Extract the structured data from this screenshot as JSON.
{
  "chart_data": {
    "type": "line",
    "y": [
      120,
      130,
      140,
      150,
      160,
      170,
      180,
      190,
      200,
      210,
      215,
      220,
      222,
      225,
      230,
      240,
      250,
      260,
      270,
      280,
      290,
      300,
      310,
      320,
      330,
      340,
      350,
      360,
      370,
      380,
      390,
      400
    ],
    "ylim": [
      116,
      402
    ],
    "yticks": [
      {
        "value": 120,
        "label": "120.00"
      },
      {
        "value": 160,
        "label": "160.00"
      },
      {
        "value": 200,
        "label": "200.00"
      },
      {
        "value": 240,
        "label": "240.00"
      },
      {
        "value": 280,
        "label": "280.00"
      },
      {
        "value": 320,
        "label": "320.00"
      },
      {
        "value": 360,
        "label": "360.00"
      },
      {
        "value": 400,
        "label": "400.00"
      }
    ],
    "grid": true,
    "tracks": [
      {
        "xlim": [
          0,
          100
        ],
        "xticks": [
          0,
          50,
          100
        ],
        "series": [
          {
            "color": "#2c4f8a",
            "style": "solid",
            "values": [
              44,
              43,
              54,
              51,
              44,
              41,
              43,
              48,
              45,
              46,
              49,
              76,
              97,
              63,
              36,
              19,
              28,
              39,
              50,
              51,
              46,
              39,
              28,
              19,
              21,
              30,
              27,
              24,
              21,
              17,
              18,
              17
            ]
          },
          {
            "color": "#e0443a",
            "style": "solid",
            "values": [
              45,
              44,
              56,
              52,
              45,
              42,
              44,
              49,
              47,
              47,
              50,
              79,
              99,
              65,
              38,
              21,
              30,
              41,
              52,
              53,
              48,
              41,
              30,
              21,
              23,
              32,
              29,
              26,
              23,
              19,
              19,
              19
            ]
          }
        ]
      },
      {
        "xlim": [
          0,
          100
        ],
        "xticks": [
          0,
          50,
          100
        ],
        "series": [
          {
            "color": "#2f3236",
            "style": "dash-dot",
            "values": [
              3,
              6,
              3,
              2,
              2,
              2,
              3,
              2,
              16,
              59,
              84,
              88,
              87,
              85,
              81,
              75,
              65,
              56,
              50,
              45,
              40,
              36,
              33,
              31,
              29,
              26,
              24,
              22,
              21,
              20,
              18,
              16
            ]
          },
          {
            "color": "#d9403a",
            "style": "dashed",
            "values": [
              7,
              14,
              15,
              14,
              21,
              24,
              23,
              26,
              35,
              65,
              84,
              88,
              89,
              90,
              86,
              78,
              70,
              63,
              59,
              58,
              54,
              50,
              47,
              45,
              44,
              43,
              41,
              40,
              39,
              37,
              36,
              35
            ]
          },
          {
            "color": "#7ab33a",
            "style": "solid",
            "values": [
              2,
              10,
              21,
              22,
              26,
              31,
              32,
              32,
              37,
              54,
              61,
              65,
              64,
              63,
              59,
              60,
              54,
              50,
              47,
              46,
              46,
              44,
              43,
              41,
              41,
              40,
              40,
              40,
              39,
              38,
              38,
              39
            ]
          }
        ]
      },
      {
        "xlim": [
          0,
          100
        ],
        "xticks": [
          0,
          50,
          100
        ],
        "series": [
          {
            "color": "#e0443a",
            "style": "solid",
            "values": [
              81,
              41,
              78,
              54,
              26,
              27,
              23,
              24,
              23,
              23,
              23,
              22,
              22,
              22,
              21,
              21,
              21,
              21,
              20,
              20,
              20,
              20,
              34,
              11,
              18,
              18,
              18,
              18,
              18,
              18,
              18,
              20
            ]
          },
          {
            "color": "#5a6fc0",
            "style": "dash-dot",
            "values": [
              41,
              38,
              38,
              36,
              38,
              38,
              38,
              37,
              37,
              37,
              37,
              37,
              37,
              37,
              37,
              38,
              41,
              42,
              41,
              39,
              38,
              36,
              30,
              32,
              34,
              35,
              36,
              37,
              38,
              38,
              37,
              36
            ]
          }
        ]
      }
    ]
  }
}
--*--
• GIVEN REQUEST:
Gather each line in the data that holds the string "color".

• RESULT OF THE EXERCISE:
            "color": "#2c4f8a",
            "color": "#e0443a",
            "color": "#2f3236",
            "color": "#d9403a",
            "color": "#7ab33a",
            "color": "#e0443a",
            "color": "#5a6fc0",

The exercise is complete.